→ EXERCISE DETAILS
Retype all material exactly. Pictures stay out of the copy.

::: GIVEN DATA

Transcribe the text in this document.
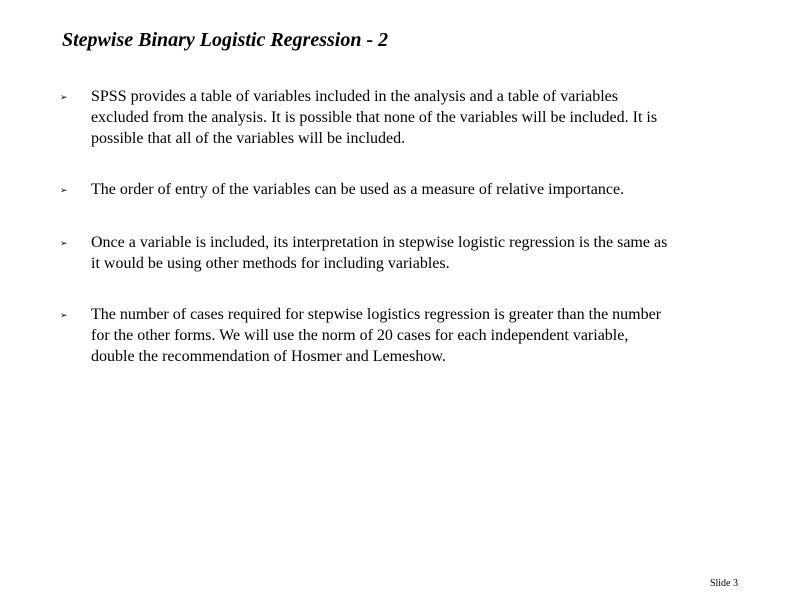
Stepwise Binary Logistic Regression - 2
➢ SPSS provides a table of variables included in the analysis and a table of variables
excluded from the analysis. It is possible that none of the variables will be included. It is
possible that all of the variables will be included.
➢ The order of entry of the variables can be used as a measure of relative importance.
➢ Once a variable is included, its interpretation in stepwise logistic regression is the same as
it would be using other methods for including variables.
➢ The number of cases required for stepwise logistics regression is greater than the number
for the other forms. We will use the norm of 20 cases for each independent variable,
double the recommendation of Hosmer and Lemeshow.
Slide 3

::::::

→ THE RESPONSE
Transcribe the text in this document.
Stepwise Binary Logistic Regression - 2
➢ SPSS provides a table of variables included in the analysis and a table of variables
excluded from the analysis. It is possible that none of the variables will be included. It is
possible that all of the variables will be included.
➢ The order of entry of the variables can be used as a measure of relative importance.
➢ Once a variable is included, its interpretation in stepwise logistic regression is the same as
it would be using other methods for including variables.
➢ The number of cases required for stepwise logistics regression is greater than the number
for the other forms. We will use the norm of 20 cases for each independent variable,
double the recommendation of Hosmer and Lemeshow.
Slide 3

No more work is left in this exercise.